START
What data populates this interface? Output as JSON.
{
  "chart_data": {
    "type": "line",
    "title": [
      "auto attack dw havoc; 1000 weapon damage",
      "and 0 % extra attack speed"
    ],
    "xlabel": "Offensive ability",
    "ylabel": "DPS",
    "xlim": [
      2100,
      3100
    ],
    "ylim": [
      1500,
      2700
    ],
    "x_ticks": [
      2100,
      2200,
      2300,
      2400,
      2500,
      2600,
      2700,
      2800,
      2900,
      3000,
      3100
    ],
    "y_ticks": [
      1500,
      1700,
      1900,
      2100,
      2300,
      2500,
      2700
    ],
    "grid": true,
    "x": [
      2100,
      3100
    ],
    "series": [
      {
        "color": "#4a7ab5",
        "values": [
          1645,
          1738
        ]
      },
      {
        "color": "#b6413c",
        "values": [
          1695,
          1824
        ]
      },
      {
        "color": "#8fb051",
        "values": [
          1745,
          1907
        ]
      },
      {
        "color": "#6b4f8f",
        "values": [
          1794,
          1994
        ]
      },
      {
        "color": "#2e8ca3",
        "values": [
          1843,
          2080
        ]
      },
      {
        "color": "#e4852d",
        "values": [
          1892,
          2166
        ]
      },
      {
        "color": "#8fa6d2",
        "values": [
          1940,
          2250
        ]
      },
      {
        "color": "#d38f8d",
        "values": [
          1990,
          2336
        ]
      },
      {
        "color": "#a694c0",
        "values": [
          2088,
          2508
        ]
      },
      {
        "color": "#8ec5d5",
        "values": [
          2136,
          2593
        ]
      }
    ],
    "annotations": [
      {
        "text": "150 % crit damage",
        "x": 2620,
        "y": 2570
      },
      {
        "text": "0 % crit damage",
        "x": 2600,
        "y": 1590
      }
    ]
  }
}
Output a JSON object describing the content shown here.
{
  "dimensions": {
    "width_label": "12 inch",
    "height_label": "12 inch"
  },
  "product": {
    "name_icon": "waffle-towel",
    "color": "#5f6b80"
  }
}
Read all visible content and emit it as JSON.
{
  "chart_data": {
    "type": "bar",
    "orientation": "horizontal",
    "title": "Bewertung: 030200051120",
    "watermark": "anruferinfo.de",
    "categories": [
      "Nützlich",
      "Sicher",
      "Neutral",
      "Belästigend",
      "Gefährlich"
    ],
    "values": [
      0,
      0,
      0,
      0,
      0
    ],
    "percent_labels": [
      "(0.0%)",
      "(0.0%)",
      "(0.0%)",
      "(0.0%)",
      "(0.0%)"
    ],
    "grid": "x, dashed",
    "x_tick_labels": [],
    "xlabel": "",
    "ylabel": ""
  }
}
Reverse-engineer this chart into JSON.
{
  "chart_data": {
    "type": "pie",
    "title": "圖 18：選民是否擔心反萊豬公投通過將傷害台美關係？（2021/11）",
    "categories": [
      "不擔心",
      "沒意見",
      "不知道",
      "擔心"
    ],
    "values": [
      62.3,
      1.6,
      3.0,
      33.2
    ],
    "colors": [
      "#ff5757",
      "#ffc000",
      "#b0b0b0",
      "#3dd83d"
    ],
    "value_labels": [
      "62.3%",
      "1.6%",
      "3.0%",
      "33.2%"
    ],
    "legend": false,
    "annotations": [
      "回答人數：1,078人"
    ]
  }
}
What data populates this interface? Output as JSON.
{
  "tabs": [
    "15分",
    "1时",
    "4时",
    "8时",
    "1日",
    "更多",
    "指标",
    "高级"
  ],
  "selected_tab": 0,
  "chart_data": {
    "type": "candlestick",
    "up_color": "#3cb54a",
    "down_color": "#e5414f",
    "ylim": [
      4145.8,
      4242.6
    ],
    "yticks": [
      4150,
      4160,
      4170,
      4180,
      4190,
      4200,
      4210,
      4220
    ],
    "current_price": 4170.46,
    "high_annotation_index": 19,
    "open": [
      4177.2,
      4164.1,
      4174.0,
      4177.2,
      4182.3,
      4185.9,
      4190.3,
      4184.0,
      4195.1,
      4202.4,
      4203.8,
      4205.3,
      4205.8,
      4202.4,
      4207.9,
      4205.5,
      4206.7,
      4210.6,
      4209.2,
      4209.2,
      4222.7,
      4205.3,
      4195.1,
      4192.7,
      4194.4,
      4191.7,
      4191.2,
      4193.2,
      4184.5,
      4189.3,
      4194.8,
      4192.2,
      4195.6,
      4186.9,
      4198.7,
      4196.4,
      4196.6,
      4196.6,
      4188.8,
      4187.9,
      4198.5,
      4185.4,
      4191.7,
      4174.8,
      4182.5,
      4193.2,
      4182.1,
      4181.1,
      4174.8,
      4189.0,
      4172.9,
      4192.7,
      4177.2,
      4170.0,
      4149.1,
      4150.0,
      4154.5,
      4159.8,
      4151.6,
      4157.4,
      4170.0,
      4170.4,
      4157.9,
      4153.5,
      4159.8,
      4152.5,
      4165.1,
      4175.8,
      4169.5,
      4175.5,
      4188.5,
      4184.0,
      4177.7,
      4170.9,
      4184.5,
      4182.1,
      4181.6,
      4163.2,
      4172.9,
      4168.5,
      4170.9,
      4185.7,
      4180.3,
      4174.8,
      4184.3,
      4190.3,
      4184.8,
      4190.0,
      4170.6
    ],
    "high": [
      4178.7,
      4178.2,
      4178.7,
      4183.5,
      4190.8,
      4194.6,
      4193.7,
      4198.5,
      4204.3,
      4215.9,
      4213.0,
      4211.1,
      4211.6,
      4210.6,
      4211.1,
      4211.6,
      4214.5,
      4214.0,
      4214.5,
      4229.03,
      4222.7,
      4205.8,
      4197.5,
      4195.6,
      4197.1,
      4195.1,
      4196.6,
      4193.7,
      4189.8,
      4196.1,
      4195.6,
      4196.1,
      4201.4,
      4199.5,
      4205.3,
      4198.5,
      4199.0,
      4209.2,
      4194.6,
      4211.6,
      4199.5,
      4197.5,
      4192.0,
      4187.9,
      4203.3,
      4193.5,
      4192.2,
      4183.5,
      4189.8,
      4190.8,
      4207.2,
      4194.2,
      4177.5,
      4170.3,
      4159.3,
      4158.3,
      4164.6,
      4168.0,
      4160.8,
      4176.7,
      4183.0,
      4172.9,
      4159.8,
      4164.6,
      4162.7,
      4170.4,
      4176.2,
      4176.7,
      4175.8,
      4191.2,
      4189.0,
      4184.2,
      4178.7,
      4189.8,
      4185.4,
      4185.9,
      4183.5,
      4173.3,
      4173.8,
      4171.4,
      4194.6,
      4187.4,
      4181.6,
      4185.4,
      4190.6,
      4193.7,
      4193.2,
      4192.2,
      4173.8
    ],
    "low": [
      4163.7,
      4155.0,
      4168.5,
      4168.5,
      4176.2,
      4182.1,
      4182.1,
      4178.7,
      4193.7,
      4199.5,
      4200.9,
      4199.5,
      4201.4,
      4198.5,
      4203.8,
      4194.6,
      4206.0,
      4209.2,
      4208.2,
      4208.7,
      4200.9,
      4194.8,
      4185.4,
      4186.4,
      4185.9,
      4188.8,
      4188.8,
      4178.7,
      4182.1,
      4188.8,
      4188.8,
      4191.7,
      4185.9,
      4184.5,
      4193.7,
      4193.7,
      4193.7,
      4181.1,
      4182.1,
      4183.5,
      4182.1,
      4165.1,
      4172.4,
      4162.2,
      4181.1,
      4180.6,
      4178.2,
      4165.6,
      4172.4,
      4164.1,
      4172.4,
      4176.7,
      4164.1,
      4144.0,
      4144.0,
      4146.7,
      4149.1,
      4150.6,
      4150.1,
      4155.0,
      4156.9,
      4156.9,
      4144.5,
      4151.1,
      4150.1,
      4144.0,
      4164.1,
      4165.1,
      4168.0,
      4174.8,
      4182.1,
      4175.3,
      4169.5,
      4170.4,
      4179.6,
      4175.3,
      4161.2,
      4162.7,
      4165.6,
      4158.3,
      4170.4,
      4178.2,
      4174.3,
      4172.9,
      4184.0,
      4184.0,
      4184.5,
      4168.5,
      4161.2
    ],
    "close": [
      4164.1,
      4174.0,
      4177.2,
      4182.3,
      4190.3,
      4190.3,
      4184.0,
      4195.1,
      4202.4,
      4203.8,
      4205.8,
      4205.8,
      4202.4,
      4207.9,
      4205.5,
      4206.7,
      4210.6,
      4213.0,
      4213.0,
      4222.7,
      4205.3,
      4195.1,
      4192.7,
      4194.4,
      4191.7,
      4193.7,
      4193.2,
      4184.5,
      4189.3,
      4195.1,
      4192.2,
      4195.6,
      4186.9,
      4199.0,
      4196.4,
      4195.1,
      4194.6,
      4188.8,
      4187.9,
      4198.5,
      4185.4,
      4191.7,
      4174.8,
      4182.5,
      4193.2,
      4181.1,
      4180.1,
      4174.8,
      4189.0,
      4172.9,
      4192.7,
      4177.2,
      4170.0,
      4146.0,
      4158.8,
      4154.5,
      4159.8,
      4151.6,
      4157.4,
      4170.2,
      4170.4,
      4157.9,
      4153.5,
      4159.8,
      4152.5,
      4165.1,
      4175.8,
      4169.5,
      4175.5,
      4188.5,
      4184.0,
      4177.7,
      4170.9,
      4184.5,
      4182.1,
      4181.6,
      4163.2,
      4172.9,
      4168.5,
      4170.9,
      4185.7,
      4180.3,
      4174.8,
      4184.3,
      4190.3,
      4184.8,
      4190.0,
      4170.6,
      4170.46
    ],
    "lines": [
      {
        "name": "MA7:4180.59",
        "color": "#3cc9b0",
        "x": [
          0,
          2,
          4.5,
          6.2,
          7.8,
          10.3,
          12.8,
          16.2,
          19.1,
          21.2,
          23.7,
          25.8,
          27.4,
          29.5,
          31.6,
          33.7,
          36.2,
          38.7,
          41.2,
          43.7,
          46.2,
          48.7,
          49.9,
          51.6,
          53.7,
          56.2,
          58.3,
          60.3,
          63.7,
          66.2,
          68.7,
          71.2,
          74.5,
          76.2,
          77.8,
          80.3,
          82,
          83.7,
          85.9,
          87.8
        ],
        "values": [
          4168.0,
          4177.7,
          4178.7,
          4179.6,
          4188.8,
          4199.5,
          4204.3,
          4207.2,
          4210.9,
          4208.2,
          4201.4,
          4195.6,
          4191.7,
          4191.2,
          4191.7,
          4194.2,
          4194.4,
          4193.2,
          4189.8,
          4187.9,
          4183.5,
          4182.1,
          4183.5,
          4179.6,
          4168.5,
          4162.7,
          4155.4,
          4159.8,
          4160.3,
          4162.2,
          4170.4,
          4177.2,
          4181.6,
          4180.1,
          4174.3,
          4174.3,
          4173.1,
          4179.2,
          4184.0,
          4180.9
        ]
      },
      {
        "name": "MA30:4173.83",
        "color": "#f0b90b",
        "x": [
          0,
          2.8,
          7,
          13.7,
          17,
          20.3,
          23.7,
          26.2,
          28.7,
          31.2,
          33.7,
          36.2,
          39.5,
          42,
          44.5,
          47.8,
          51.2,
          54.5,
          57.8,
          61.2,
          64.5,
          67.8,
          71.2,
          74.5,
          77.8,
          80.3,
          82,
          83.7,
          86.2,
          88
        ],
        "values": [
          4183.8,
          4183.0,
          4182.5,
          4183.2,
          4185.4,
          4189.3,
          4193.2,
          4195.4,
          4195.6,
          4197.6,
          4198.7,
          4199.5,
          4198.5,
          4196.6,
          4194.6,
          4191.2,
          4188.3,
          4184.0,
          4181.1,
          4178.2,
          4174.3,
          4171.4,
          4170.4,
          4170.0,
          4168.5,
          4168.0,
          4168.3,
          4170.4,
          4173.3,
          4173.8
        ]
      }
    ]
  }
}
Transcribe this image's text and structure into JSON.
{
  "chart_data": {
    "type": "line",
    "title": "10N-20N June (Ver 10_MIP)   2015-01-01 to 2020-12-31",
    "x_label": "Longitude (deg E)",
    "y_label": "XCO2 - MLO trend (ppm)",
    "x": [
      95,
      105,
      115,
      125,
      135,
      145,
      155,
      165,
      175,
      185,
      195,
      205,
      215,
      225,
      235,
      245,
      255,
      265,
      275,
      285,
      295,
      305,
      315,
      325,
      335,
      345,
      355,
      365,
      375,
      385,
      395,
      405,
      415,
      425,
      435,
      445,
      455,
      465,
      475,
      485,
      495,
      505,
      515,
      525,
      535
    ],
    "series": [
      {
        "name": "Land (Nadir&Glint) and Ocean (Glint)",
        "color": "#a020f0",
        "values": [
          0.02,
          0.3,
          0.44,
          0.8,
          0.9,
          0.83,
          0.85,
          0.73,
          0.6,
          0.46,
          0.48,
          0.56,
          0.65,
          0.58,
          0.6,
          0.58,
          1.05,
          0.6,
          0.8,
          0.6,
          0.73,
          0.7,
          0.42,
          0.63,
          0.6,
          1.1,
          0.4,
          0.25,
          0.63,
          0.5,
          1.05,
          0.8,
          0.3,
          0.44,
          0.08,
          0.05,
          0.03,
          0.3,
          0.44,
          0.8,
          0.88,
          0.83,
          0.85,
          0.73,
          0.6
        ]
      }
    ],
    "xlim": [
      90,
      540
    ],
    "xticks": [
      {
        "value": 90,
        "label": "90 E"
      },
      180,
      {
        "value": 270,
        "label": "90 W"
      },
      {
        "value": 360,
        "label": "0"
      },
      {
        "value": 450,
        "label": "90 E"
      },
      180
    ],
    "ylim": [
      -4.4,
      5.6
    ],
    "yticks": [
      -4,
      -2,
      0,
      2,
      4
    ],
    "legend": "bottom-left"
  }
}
END
### Set exercise
In the lines above, locate the string "title". Copy every line where it occurs.

### Correct output
    "title": [
    "title": "Bewertung: 030200051120",
    "title": "圖 18：選民是否擔心反萊豬公投通過將傷害台美關係？（2021/11）",
    "title": "10N-20N June (Ver 10_MIP)   2015-01-01 to 2020-12-31",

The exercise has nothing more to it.